>> start DATA SUPPLIED

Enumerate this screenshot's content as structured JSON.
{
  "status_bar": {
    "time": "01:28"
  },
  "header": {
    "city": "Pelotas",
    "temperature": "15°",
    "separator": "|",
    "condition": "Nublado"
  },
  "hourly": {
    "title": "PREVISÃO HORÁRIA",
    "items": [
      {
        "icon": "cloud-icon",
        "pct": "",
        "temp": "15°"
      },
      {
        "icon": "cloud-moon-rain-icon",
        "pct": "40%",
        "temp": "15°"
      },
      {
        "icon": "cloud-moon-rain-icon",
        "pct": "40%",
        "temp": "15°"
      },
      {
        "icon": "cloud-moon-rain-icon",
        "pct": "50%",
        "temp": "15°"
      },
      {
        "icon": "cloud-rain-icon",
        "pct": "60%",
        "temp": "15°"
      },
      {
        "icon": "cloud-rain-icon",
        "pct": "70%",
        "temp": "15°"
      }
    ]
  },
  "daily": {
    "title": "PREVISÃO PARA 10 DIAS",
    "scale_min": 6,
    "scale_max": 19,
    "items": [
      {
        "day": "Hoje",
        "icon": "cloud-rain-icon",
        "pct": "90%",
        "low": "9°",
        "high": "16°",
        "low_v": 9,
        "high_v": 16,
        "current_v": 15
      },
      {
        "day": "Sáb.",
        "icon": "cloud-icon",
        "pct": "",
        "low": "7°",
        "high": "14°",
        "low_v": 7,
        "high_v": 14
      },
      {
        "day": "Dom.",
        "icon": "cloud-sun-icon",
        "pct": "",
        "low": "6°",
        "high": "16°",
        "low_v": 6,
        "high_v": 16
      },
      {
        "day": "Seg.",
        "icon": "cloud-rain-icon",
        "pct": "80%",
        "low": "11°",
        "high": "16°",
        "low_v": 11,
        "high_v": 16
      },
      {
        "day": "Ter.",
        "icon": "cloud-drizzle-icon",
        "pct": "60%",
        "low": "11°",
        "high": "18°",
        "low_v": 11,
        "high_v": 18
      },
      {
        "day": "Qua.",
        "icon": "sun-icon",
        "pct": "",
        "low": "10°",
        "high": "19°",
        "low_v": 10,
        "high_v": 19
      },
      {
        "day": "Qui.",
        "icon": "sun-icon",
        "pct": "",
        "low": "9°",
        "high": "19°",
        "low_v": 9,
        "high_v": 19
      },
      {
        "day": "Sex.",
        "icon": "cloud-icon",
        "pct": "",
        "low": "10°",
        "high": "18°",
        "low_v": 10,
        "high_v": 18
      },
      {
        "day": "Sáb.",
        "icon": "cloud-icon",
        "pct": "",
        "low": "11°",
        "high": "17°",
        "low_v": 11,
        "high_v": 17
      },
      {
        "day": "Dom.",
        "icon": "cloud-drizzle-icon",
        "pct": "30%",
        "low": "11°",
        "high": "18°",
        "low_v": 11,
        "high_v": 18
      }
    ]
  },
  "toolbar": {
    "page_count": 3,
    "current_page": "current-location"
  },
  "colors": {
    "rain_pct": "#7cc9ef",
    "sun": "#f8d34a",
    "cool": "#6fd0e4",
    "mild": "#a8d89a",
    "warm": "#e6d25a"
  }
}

>> end DATA SUPPLIED

WORK TO DO
Which lines above hold the word "PREVISÃO"? Copy each of them.

CORRECT RESULT
    "title": "PREVISÃO HORÁRIA",
    "title": "PREVISÃO PARA 10 DIAS",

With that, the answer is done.